### The exercise
All of the data must be printed exactly; please include every line.

### Record extracts

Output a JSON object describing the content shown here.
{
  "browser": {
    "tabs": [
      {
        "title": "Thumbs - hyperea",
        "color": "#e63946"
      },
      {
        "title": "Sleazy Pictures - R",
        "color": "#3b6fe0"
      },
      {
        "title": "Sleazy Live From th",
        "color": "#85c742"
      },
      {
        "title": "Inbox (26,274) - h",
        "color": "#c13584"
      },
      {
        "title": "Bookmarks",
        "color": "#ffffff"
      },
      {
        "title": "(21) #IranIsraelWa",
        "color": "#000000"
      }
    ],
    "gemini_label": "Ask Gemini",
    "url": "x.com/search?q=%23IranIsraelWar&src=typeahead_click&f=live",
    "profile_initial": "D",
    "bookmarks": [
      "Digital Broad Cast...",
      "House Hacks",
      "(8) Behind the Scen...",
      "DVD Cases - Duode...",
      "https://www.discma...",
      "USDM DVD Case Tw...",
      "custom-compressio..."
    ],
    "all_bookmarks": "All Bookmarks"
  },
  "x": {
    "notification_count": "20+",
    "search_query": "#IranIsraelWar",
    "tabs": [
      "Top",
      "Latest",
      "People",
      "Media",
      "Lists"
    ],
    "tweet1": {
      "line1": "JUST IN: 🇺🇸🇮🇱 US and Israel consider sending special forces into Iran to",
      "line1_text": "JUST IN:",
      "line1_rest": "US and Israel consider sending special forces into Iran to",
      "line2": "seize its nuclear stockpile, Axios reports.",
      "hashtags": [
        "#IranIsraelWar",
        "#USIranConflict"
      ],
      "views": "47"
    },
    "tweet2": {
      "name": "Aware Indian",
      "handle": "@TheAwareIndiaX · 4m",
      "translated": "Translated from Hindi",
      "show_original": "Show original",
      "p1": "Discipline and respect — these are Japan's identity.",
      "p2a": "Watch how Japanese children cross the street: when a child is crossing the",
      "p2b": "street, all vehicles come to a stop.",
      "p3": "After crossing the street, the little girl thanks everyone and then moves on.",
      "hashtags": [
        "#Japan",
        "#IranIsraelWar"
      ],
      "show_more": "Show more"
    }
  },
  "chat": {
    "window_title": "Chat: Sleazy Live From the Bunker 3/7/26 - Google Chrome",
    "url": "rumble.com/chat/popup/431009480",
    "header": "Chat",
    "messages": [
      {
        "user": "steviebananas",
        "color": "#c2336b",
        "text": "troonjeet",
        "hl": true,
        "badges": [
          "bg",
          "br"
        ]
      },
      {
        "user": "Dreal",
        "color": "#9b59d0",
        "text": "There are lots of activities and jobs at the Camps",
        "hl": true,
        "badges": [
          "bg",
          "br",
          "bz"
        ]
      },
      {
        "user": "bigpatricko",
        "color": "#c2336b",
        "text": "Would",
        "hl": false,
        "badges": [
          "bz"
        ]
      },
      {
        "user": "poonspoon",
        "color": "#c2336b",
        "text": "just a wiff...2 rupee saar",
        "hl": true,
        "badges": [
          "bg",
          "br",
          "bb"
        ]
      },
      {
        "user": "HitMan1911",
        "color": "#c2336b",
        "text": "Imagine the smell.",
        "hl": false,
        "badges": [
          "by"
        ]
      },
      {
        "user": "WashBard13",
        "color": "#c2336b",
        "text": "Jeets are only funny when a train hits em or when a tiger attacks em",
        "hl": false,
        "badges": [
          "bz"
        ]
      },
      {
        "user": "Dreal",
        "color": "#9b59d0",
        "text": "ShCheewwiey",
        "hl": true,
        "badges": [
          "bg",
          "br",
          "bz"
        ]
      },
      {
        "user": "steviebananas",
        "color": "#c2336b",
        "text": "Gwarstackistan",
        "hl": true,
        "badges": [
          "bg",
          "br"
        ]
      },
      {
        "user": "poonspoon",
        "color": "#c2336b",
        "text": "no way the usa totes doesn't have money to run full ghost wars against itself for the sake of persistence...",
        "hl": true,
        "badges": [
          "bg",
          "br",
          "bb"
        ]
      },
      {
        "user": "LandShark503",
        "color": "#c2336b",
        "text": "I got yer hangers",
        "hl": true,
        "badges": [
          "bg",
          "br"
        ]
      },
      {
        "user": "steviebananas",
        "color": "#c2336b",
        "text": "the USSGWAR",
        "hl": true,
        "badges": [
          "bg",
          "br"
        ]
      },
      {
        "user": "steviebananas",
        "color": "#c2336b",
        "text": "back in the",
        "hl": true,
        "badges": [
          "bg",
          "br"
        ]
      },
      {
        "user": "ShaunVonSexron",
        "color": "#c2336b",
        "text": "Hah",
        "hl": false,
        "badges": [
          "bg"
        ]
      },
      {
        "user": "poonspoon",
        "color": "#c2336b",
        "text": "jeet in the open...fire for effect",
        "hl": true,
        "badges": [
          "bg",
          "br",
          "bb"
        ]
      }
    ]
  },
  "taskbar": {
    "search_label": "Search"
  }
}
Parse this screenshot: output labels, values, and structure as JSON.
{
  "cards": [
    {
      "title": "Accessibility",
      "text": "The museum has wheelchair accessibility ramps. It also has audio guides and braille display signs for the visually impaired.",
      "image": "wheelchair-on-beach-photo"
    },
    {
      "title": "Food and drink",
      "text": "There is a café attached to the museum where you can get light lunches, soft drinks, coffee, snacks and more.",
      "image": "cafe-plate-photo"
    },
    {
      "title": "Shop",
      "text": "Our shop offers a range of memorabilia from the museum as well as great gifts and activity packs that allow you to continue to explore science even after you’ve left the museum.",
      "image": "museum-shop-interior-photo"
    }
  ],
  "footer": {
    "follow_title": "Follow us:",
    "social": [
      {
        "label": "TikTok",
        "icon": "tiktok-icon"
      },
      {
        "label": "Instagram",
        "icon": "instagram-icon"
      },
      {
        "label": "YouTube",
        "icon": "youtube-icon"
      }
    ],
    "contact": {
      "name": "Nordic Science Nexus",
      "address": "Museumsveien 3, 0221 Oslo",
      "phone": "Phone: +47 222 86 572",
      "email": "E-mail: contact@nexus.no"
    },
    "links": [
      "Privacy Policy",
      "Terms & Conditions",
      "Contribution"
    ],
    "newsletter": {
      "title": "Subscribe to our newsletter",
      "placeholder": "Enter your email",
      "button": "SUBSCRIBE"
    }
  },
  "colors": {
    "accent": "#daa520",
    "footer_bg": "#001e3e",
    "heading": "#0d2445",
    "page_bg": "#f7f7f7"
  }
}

### Exercise answer
Output a JSON object describing the content shown here.
{
  "browser": {
    "tabs": [
      {
        "title": "Thumbs - hyperea",
        "color": "#e63946"
      },
      {
        "title": "Sleazy Pictures - R",
        "color": "#3b6fe0"
      },
      {
        "title": "Sleazy Live From th",
        "color": "#85c742"
      },
      {
        "title": "Inbox (26,274) - h",
        "color": "#c13584"
      },
      {
        "title": "Bookmarks",
        "color": "#ffffff"
      },
      {
        "title": "(21) #IranIsraelWa",
        "color": "#000000"
      }
    ],
    "gemini_label": "Ask Gemini",
    "url": "x.com/search?q=%23IranIsraelWar&src=typeahead_click&f=live",
    "profile_initial": "D",
    "bookmarks": [
      "Digital Broad Cast...",
      "House Hacks",
      "(8) Behind the Scen...",
      "DVD Cases - Duode...",
      "https://www.discma...",
      "USDM DVD Case Tw...",
      "custom-compressio..."
    ],
    "all_bookmarks": "All Bookmarks"
  },
  "x": {
    "notification_count": "20+",
    "search_query": "#IranIsraelWar",
    "tabs": [
      "Top",
      "Latest",
      "People",
      "Media",
      "Lists"
    ],
    "tweet1": {
      "line1": "JUST IN: 🇺🇸🇮🇱 US and Israel consider sending special forces into Iran to",
      "line1_text": "JUST IN:",
      "line1_rest": "US and Israel consider sending special forces into Iran to",
      "line2": "seize its nuclear stockpile, Axios reports.",
      "hashtags": [
        "#IranIsraelWar",
        "#USIranConflict"
      ],
      "views": "47"
    },
    "tweet2": {
      "name": "Aware Indian",
      "handle": "@TheAwareIndiaX · 4m",
      "translated": "Translated from Hindi",
      "show_original": "Show original",
      "p1": "Discipline and respect — these are Japan's identity.",
      "p2a": "Watch how Japanese children cross the street: when a child is crossing the",
      "p2b": "street, all vehicles come to a stop.",
      "p3": "After crossing the street, the little girl thanks everyone and then moves on.",
      "hashtags": [
        "#Japan",
        "#IranIsraelWar"
      ],
      "show_more": "Show more"
    }
  },
  "chat": {
    "window_title": "Chat: Sleazy Live From the Bunker 3/7/26 - Google Chrome",
    "url": "rumble.com/chat/popup/431009480",
    "header": "Chat",
    "messages": [
      {
        "user": "steviebananas",
        "color": "#c2336b",
        "text": "troonjeet",
        "hl": true,
        "badges": [
          "bg",
          "br"
        ]
      },
      {
        "user": "Dreal",
        "color": "#9b59d0",
        "text": "There are lots of activities and jobs at the Camps",
        "hl": true,
        "badges": [
          "bg",
          "br",
          "bz"
        ]
      },
      {
        "user": "bigpatricko",
        "color": "#c2336b",
        "text": "Would",
        "hl": false,
        "badges": [
          "bz"
        ]
      },
      {
        "user": "poonspoon",
        "color": "#c2336b",
        "text": "just a wiff...2 rupee saar",
        "hl": true,
        "badges": [
          "bg",
          "br",
          "bb"
        ]
      },
      {
        "user": "HitMan1911",
        "color": "#c2336b",
        "text": "Imagine the smell.",
        "hl": false,
        "badges": [
          "by"
        ]
      },
      {
        "user": "WashBard13",
        "color": "#c2336b",
        "text": "Jeets are only funny when a train hits em or when a tiger attacks em",
        "hl": false,
        "badges": [
          "bz"
        ]
      },
      {
        "user": "Dreal",
        "color": "#9b59d0",
        "text": "ShCheewwiey",
        "hl": true,
        "badges": [
          "bg",
          "br",
          "bz"
        ]
      },
      {
        "user": "steviebananas",
        "color": "#c2336b",
        "text": "Gwarstackistan",
        "hl": true,
        "badges": [
          "bg",
          "br"
        ]
      },
      {
        "user": "poonspoon",
        "color": "#c2336b",
        "text": "no way the usa totes doesn't have money to run full ghost wars against itself for the sake of persistence...",
        "hl": true,
        "badges": [
          "bg",
          "br",
          "bb"
        ]
      },
      {
        "user": "LandShark503",
        "color": "#c2336b",
        "text": "I got yer hangers",
        "hl": true,
        "badges": [
          "bg",
          "br"
        ]
      },
      {
        "user": "steviebananas",
        "color": "#c2336b",
        "text": "the USSGWAR",
        "hl": true,
        "badges": [
          "bg",
          "br"
        ]
      },
      {
        "user": "steviebananas",
        "color": "#c2336b",
        "text": "back in the",
        "hl": true,
        "badges": [
          "bg",
          "br"
        ]
      },
      {
        "user": "ShaunVonSexron",
        "color": "#c2336b",
        "text": "Hah",
        "hl": false,
        "badges": [
          "bg"
        ]
      },
      {
        "user": "poonspoon",
        "color": "#c2336b",
        "text": "jeet in the open...fire for effect",
        "hl": true,
        "badges": [
          "bg",
          "br",
          "bb"
        ]
      }
    ]
  },
  "taskbar": {
    "search_label": "Search"
  }
}
Parse this screenshot: output labels, values, and structure as JSON.
{
  "cards": [
    {
      "title": "Accessibility",
      "text": "The museum has wheelchair accessibility ramps. It also has audio guides and braille display signs for the visually impaired.",
      "image": "wheelchair-on-beach-photo"
    },
    {
      "title": "Food and drink",
      "text": "There is a café attached to the museum where you can get light lunches, soft drinks, coffee, snacks and more.",
      "image": "cafe-plate-photo"
    },
    {
      "title": "Shop",
      "text": "Our shop offers a range of memorabilia from the museum as well as great gifts and activity packs that allow you to continue to explore science even after you’ve left the museum.",
      "image": "museum-shop-interior-photo"
    }
  ],
  "footer": {
    "follow_title": "Follow us:",
    "social": [
      {
        "label": "TikTok",
        "icon": "tiktok-icon"
      },
      {
        "label": "Instagram",
        "icon": "instagram-icon"
      },
      {
        "label": "YouTube",
        "icon": "youtube-icon"
      }
    ],
    "contact": {
      "name": "Nordic Science Nexus",
      "address": "Museumsveien 3, 0221 Oslo",
      "phone": "Phone: +47 222 86 572",
      "email": "E-mail: contact@nexus.no"
    },
    "links": [
      "Privacy Policy",
      "Terms & Conditions",
      "Contribution"
    ],
    "newsletter": {
      "title": "Subscribe to our newsletter",
      "placeholder": "Enter your email",
      "button": "SUBSCRIBE"
    }
  },
  "colors": {
    "accent": "#daa520",
    "footer_bg": "#001e3e",
    "heading": "#0d2445",
    "page_bg": "#f7f7f7"
  }
}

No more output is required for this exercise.